**Brief:** Every record must appear in your copy exactly as written, with no pictures.

Stored items from a collection
------------------------------

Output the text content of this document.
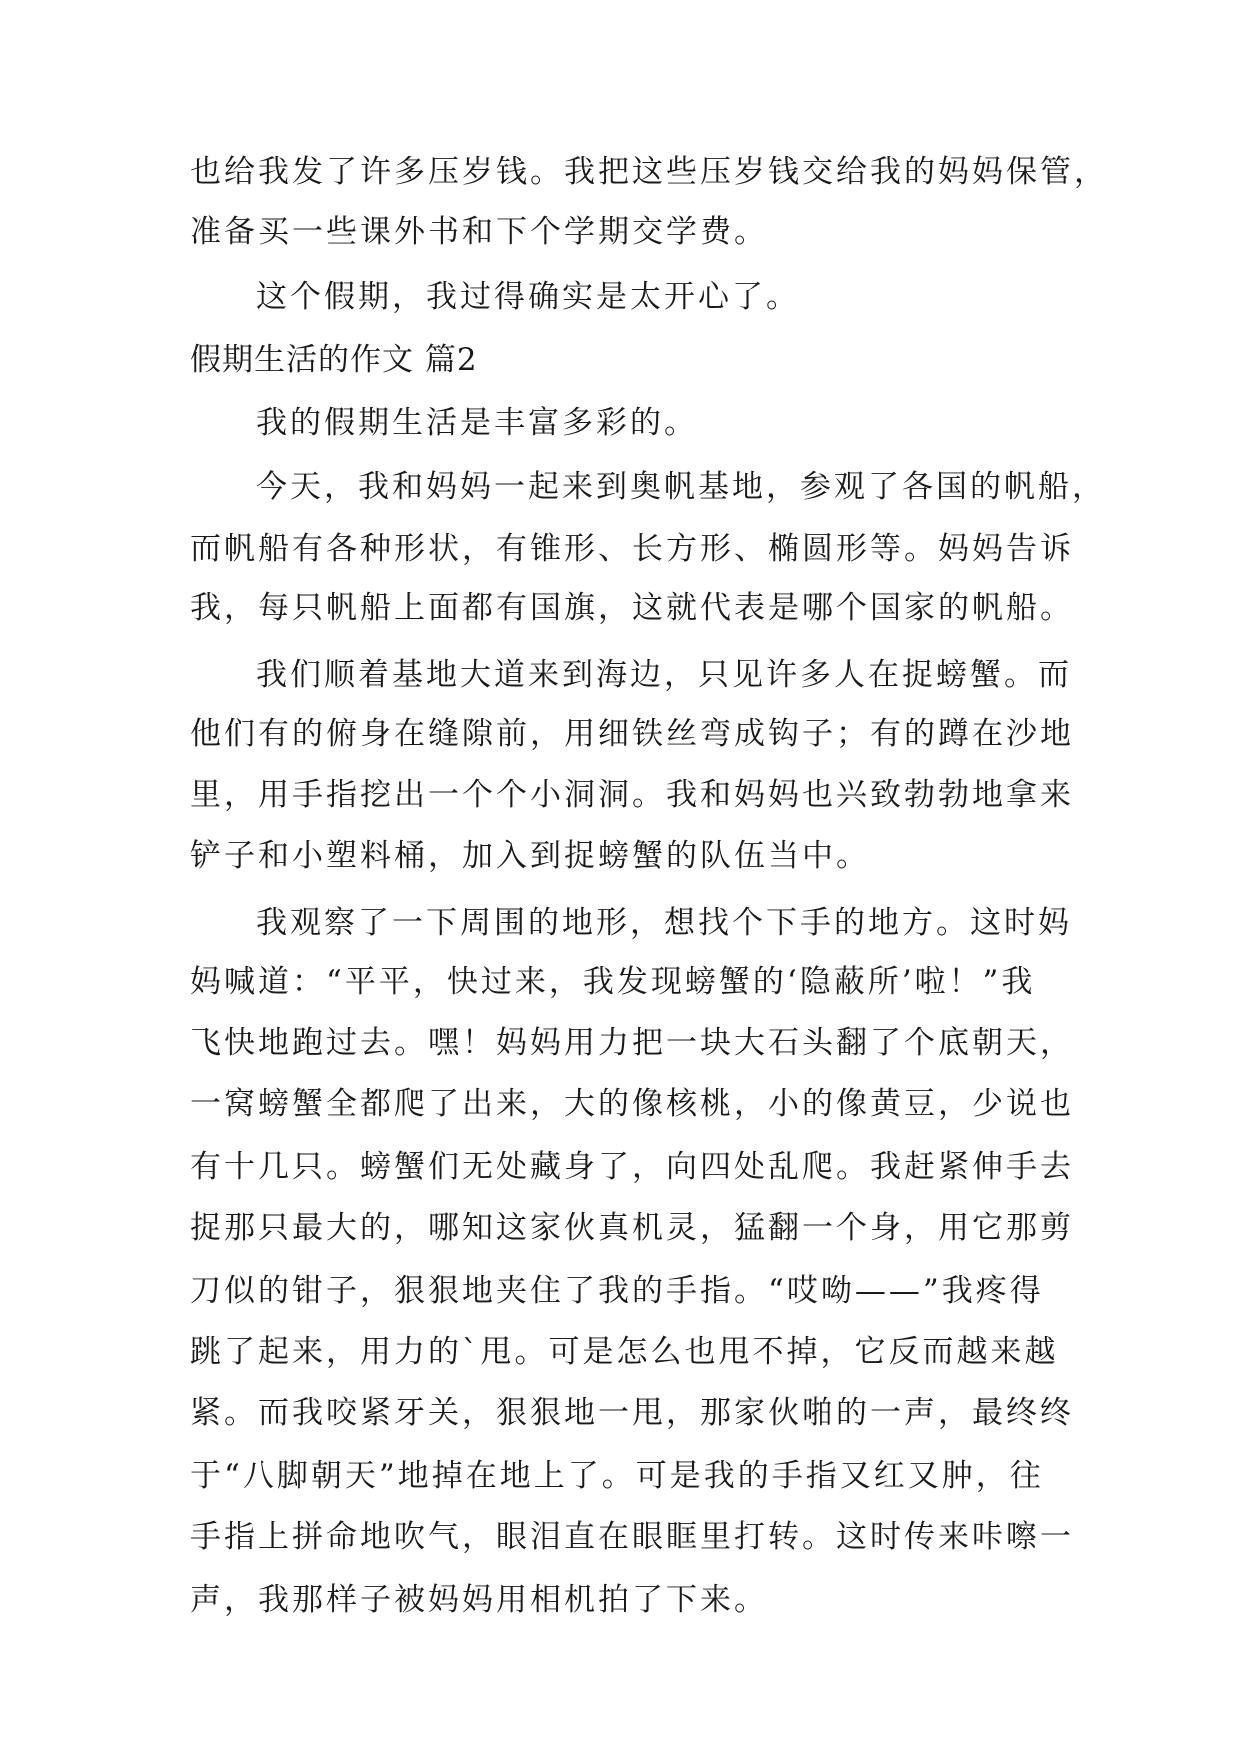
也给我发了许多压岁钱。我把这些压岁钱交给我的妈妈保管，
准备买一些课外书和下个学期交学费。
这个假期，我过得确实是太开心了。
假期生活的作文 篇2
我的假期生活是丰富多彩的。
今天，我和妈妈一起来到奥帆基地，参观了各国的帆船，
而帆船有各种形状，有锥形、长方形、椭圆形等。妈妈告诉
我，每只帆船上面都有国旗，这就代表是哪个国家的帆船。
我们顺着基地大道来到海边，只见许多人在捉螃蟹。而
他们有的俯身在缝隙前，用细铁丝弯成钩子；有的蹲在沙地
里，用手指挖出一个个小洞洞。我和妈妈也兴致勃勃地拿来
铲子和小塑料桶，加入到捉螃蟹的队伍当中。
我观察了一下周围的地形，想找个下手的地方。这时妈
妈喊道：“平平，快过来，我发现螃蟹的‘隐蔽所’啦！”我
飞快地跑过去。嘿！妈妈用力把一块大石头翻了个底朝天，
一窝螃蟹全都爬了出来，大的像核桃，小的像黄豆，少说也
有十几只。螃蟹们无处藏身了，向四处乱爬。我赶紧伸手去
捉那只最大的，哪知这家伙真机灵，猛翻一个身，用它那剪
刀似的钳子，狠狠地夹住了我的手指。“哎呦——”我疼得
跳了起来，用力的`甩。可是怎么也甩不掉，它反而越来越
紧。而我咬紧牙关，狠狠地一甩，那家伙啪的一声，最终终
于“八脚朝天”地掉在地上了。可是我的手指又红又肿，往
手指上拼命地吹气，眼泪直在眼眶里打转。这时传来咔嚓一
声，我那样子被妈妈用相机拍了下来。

------------------------------

**Answer:**
Output the text content of this document.
也给我发了许多压岁钱。我把这些压岁钱交给我的妈妈保管，
准备买一些课外书和下个学期交学费。
这个假期，我过得确实是太开心了。
假期生活的作文 篇2
我的假期生活是丰富多彩的。
今天，我和妈妈一起来到奥帆基地，参观了各国的帆船，
而帆船有各种形状，有锥形、长方形、椭圆形等。妈妈告诉
我，每只帆船上面都有国旗，这就代表是哪个国家的帆船。
我们顺着基地大道来到海边，只见许多人在捉螃蟹。而
他们有的俯身在缝隙前，用细铁丝弯成钩子；有的蹲在沙地
里，用手指挖出一个个小洞洞。我和妈妈也兴致勃勃地拿来
铲子和小塑料桶，加入到捉螃蟹的队伍当中。
我观察了一下周围的地形，想找个下手的地方。这时妈
妈喊道：“平平，快过来，我发现螃蟹的‘隐蔽所’啦！”我
飞快地跑过去。嘿！妈妈用力把一块大石头翻了个底朝天，
一窝螃蟹全都爬了出来，大的像核桃，小的像黄豆，少说也
有十几只。螃蟹们无处藏身了，向四处乱爬。我赶紧伸手去
捉那只最大的，哪知这家伙真机灵，猛翻一个身，用它那剪
刀似的钳子，狠狠地夹住了我的手指。“哎呦——”我疼得
跳了起来，用力的`甩。可是怎么也甩不掉，它反而越来越
紧。而我咬紧牙关，狠狠地一甩，那家伙啪的一声，最终终
于“八脚朝天”地掉在地上了。可是我的手指又红又肿，往
手指上拼命地吹气，眼泪直在眼眶里打转。这时传来咔嚓一
声，我那样子被妈妈用相机拍了下来。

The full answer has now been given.